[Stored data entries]

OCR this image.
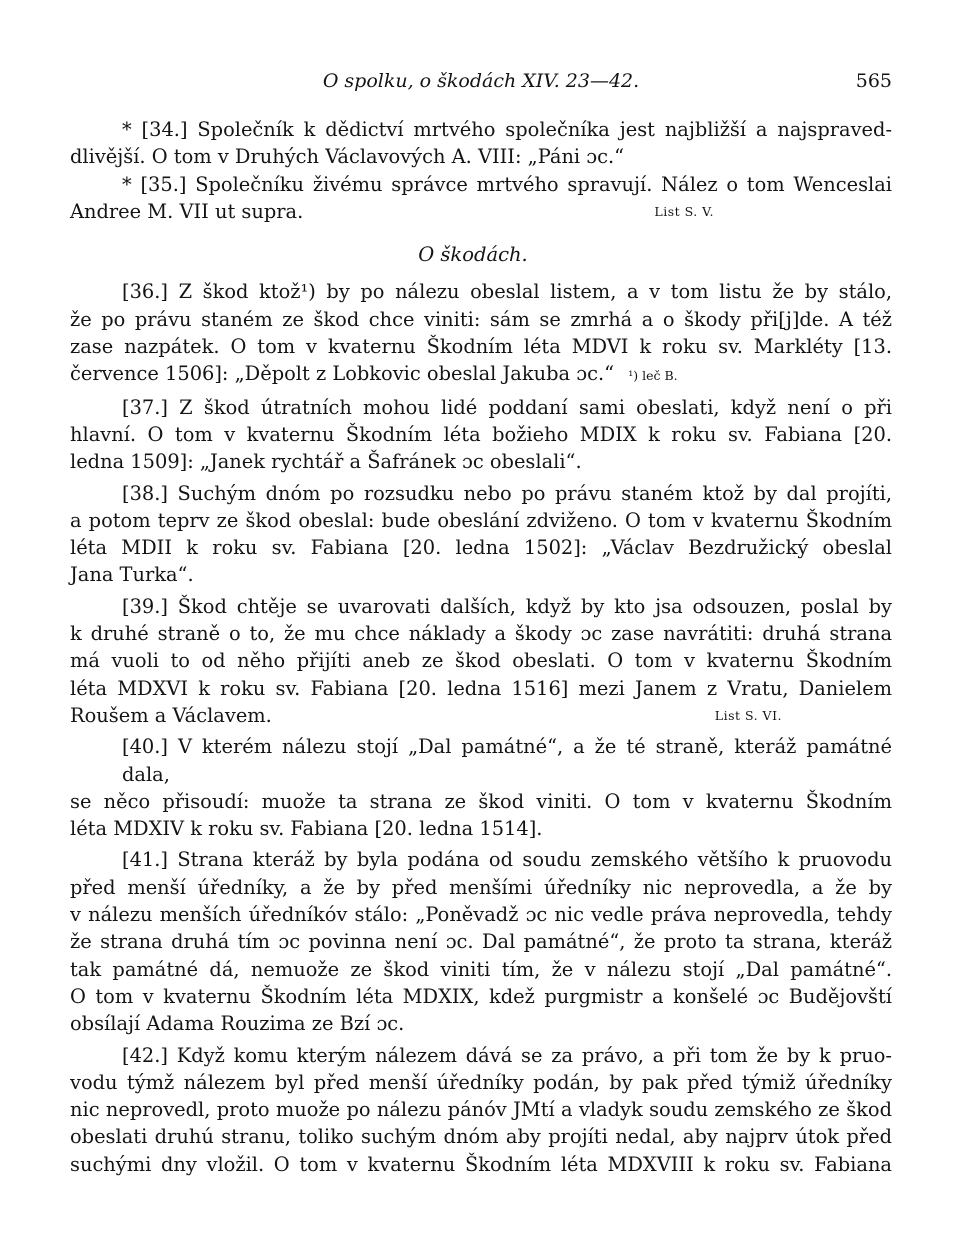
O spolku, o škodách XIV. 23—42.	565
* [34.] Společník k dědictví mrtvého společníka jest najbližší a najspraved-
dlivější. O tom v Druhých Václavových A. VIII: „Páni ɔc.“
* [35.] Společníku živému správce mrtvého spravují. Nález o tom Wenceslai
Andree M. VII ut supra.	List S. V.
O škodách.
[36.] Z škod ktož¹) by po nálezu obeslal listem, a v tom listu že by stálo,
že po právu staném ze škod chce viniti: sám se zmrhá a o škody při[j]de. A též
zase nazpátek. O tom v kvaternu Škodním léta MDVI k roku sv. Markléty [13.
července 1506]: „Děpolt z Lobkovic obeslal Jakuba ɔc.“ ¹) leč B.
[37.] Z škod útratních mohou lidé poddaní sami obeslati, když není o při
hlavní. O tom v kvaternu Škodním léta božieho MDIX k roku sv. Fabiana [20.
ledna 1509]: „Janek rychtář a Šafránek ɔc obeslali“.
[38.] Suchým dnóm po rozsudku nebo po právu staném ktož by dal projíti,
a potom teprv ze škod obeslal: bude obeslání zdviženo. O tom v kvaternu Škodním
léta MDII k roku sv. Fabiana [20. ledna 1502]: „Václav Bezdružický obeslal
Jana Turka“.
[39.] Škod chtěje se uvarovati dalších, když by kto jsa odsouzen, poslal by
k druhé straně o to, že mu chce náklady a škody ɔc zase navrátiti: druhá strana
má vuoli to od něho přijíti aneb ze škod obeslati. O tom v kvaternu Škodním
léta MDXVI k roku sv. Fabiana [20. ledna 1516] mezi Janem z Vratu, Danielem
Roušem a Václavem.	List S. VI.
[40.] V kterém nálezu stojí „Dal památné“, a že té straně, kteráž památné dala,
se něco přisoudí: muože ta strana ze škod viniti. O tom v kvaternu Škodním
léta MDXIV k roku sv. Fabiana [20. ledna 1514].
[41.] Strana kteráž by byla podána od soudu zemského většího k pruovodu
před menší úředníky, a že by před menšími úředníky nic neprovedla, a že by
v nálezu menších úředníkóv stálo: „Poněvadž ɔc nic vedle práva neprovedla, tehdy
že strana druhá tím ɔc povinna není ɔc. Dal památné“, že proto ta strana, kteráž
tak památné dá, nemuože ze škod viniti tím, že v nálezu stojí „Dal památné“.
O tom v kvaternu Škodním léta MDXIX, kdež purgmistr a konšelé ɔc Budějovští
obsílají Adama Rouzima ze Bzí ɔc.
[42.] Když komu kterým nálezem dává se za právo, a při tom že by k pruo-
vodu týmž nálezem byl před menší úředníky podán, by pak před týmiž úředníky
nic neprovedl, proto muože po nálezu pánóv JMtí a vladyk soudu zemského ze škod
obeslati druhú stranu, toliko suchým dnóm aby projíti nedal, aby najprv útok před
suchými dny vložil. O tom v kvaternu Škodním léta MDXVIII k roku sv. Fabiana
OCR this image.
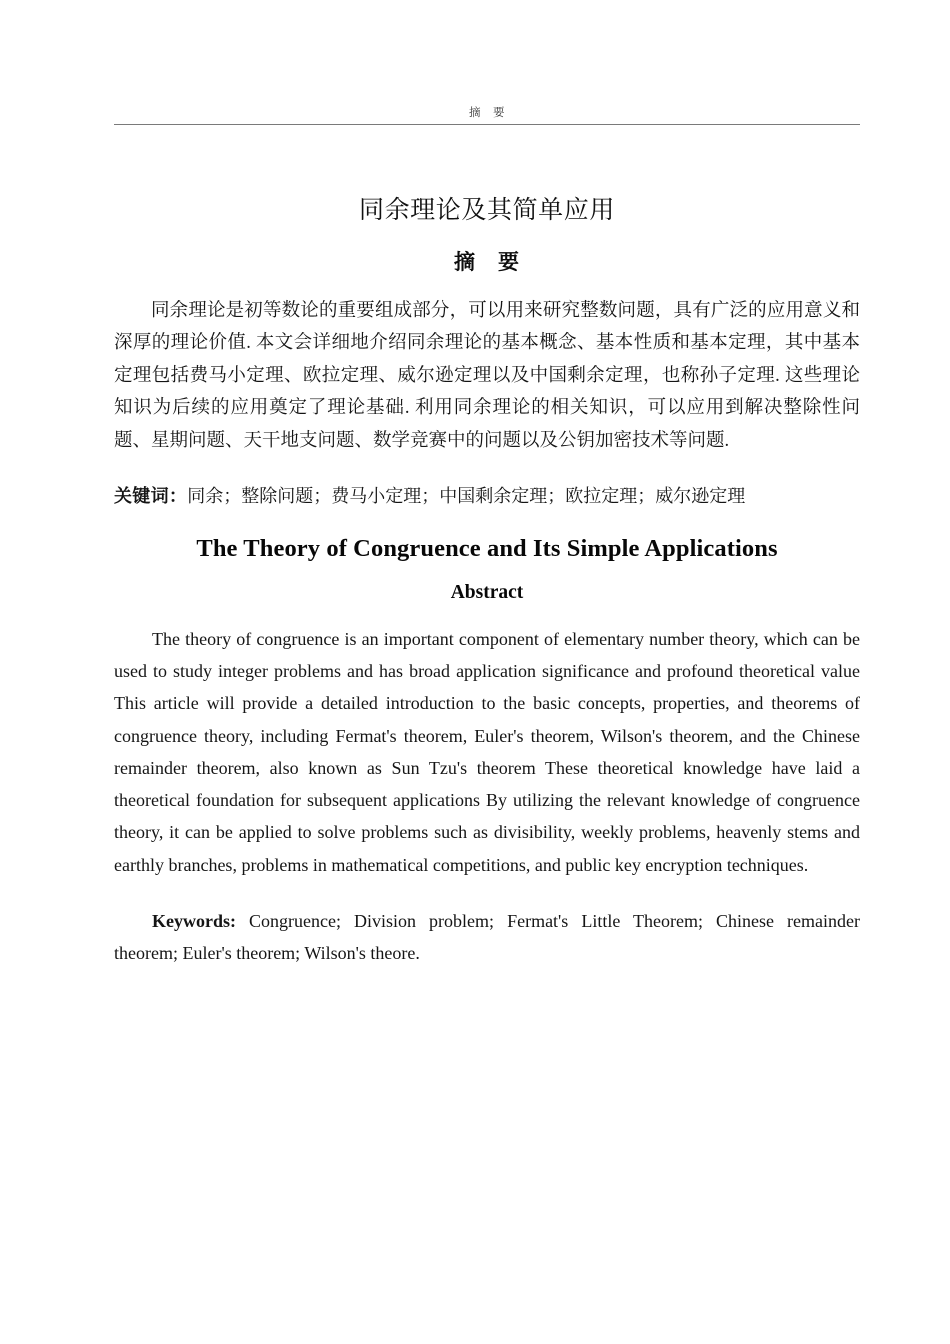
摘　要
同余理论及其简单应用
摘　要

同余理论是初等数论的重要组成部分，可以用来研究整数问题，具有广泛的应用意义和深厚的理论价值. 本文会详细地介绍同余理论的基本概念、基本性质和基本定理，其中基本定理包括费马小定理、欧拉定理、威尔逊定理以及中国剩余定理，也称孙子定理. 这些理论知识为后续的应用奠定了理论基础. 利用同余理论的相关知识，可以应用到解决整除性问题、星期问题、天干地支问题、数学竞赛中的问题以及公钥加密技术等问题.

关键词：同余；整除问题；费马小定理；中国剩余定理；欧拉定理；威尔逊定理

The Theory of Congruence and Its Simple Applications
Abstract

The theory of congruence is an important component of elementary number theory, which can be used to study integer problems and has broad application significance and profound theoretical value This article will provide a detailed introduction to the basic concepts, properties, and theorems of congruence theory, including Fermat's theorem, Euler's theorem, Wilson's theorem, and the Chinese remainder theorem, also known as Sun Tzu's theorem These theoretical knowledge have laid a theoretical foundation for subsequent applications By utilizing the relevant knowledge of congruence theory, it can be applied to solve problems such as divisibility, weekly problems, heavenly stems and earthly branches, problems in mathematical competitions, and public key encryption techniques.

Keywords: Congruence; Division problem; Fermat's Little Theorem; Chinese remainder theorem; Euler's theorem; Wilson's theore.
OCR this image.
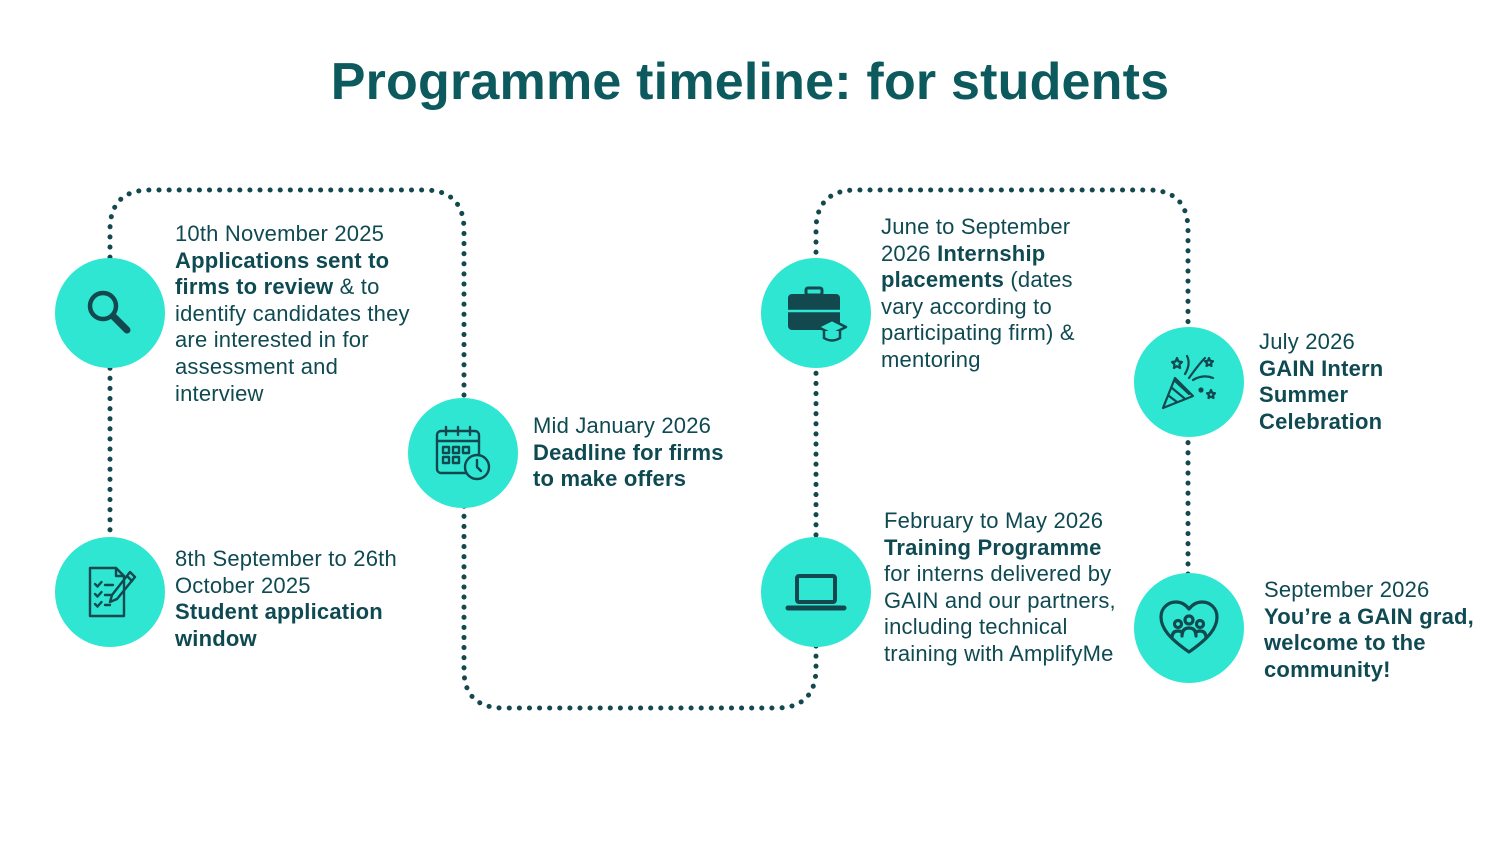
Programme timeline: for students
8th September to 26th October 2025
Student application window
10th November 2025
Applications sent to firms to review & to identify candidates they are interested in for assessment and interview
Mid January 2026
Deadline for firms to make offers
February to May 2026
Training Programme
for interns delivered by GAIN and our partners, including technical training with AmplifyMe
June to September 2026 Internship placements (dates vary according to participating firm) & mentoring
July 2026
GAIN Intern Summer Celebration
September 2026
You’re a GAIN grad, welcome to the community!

### Instructions for the task
Count every line in the preceding entries where the string "kteráž" appears, then state only the total.

### Full response
3